REQUEST ▸ Extract every line of the records below and reproduce each one verbatim.

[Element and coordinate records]
START

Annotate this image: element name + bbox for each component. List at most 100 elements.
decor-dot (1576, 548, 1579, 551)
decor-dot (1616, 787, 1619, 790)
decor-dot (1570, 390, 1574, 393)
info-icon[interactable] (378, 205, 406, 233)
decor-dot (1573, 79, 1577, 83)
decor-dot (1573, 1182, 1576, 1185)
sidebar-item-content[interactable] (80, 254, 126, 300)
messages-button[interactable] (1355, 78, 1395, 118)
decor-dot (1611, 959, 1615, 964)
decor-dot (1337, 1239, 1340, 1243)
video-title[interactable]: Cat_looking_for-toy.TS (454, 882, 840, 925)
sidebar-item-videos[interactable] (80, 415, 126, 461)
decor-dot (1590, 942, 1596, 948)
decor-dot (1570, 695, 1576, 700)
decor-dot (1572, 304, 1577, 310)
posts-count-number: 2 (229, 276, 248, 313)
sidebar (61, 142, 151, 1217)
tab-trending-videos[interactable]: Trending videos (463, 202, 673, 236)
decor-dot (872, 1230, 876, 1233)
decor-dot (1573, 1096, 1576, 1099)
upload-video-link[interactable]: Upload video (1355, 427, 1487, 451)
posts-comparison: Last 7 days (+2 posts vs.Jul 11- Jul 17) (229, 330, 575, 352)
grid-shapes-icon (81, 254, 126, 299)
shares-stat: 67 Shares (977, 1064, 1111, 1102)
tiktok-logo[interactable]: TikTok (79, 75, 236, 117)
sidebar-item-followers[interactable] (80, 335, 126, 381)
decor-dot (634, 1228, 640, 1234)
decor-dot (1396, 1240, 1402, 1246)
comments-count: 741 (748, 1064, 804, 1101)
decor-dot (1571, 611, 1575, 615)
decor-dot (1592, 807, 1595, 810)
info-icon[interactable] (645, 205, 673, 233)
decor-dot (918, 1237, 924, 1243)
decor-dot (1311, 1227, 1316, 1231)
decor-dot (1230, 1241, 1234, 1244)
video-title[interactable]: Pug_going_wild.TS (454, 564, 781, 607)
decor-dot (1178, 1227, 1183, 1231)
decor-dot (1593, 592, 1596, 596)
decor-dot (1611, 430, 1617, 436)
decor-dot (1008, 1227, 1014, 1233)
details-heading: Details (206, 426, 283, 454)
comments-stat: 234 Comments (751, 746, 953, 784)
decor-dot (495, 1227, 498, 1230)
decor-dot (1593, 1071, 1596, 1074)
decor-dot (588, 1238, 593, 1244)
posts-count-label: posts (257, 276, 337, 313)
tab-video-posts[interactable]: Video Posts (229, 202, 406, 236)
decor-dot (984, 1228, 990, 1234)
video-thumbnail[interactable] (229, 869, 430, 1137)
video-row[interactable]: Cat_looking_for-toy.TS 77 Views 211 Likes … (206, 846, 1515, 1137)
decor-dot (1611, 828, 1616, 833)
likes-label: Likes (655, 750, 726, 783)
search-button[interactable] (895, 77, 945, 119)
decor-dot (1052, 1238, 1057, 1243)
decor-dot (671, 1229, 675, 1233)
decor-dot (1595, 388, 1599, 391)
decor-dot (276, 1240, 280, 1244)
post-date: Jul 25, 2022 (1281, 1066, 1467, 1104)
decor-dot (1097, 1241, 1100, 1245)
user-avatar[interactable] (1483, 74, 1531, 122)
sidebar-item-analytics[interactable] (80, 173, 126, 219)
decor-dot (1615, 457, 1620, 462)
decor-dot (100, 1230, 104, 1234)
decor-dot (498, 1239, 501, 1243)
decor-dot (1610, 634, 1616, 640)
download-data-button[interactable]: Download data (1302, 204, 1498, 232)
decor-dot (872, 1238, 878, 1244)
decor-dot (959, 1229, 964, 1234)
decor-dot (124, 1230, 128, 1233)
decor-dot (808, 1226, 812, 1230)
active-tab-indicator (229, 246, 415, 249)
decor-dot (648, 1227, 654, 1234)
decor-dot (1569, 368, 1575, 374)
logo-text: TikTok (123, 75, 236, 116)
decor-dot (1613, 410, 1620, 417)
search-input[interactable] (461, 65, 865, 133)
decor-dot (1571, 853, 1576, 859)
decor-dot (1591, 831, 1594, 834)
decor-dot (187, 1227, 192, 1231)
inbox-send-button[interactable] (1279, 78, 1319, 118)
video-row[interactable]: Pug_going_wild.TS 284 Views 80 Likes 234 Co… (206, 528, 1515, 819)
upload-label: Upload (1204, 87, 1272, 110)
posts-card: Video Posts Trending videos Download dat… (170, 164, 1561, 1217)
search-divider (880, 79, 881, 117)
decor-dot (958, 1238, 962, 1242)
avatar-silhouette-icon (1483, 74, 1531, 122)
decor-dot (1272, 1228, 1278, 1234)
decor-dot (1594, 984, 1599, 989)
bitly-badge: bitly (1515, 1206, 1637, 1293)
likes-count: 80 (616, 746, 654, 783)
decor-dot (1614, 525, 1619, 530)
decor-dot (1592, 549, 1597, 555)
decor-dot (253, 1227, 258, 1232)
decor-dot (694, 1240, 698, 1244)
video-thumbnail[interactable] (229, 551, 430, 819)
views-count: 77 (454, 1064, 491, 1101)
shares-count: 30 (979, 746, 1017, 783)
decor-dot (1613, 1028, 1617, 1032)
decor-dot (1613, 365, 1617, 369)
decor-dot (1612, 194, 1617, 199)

END

ANSWER TO THIS EXERCISE ▸
Annotate this image: element name + bbox for each component. List at most 100 elements.
decor-dot (1576, 548, 1579, 551)
decor-dot (1616, 787, 1619, 790)
decor-dot (1570, 390, 1574, 393)
info-icon[interactable] (378, 205, 406, 233)
decor-dot (1573, 79, 1577, 83)
decor-dot (1573, 1182, 1576, 1185)
sidebar-item-content[interactable] (80, 254, 126, 300)
messages-button[interactable] (1355, 78, 1395, 118)
decor-dot (1611, 959, 1615, 964)
decor-dot (1337, 1239, 1340, 1243)
video-title[interactable]: Cat_looking_for-toy.TS (454, 882, 840, 925)
sidebar-item-videos[interactable] (80, 415, 126, 461)
decor-dot (1590, 942, 1596, 948)
decor-dot (1570, 695, 1576, 700)
decor-dot (1572, 304, 1577, 310)
posts-count-number: 2 (229, 276, 248, 313)
sidebar (61, 142, 151, 1217)
tab-trending-videos[interactable]: Trending videos (463, 202, 673, 236)
decor-dot (872, 1230, 876, 1233)
decor-dot (1573, 1096, 1576, 1099)
upload-video-link[interactable]: Upload video (1355, 427, 1487, 451)
posts-comparison: Last 7 days (+2 posts vs.Jul 11- Jul 17) (229, 330, 575, 352)
grid-shapes-icon (81, 254, 126, 299)
shares-stat: 67 Shares (977, 1064, 1111, 1102)
tiktok-logo[interactable]: TikTok (79, 75, 236, 117)
sidebar-item-followers[interactable] (80, 335, 126, 381)
decor-dot (634, 1228, 640, 1234)
decor-dot (1396, 1240, 1402, 1246)
comments-count: 741 (748, 1064, 804, 1101)
decor-dot (1571, 611, 1575, 615)
decor-dot (1592, 807, 1595, 810)
info-icon[interactable] (645, 205, 673, 233)
decor-dot (918, 1237, 924, 1243)
decor-dot (1311, 1227, 1316, 1231)
decor-dot (1230, 1241, 1234, 1244)
video-title[interactable]: Pug_going_wild.TS (454, 564, 781, 607)
decor-dot (1178, 1227, 1183, 1231)
decor-dot (1593, 592, 1596, 596)
decor-dot (1611, 430, 1617, 436)
decor-dot (1008, 1227, 1014, 1233)
details-heading: Details (206, 426, 283, 454)
comments-stat: 234 Comments (751, 746, 953, 784)
decor-dot (495, 1227, 498, 1230)
decor-dot (1593, 1071, 1596, 1074)
decor-dot (588, 1238, 593, 1244)
posts-count-label: posts (257, 276, 337, 313)
tab-video-posts[interactable]: Video Posts (229, 202, 406, 236)
decor-dot (984, 1228, 990, 1234)
video-thumbnail[interactable] (229, 869, 430, 1137)
video-row[interactable]: Cat_looking_for-toy.TS 77 Views 211 Likes … (206, 846, 1515, 1137)
decor-dot (1611, 828, 1616, 833)
likes-label: Likes (655, 750, 726, 783)
search-button[interactable] (895, 77, 945, 119)
decor-dot (1052, 1238, 1057, 1243)
decor-dot (671, 1229, 675, 1233)
decor-dot (1595, 388, 1599, 391)
decor-dot (276, 1240, 280, 1244)
post-date: Jul 25, 2022 (1281, 1066, 1467, 1104)
decor-dot (1097, 1241, 1100, 1245)
user-avatar[interactable] (1483, 74, 1531, 122)
sidebar-item-analytics[interactable] (80, 173, 126, 219)
decor-dot (1615, 457, 1620, 462)
decor-dot (100, 1230, 104, 1234)
decor-dot (498, 1239, 501, 1243)
decor-dot (1610, 634, 1616, 640)
download-data-button[interactable]: Download data (1302, 204, 1498, 232)
decor-dot (872, 1238, 878, 1244)
decor-dot (959, 1229, 964, 1234)
decor-dot (124, 1230, 128, 1233)
decor-dot (808, 1226, 812, 1230)
active-tab-indicator (229, 246, 415, 249)
decor-dot (648, 1227, 654, 1234)
decor-dot (1569, 368, 1575, 374)
logo-text: TikTok (123, 75, 236, 116)
decor-dot (1613, 410, 1620, 417)
search-input[interactable] (461, 65, 865, 133)
decor-dot (1571, 853, 1576, 859)
decor-dot (1591, 831, 1594, 834)
decor-dot (187, 1227, 192, 1231)
inbox-send-button[interactable] (1279, 78, 1319, 118)
video-row[interactable]: Pug_going_wild.TS 284 Views 80 Likes 234 Co… (206, 528, 1515, 819)
upload-label: Upload (1204, 87, 1272, 110)
posts-card: Video Posts Trending videos Download dat… (170, 164, 1561, 1217)
search-divider (880, 79, 881, 117)
decor-dot (958, 1238, 962, 1242)
avatar-silhouette-icon (1483, 74, 1531, 122)
decor-dot (1272, 1228, 1278, 1234)
decor-dot (1594, 984, 1599, 989)
bitly-badge: bitly (1515, 1206, 1637, 1293)
likes-count: 80 (616, 746, 654, 783)
decor-dot (1614, 525, 1619, 530)
decor-dot (1592, 549, 1597, 555)
decor-dot (253, 1227, 258, 1232)
decor-dot (694, 1240, 698, 1244)
video-thumbnail[interactable] (229, 551, 430, 819)
views-count: 77 (454, 1064, 491, 1101)
shares-count: 30 (979, 746, 1017, 783)
decor-dot (1613, 1028, 1617, 1032)
decor-dot (1613, 365, 1617, 369)
decor-dot (1612, 194, 1617, 199)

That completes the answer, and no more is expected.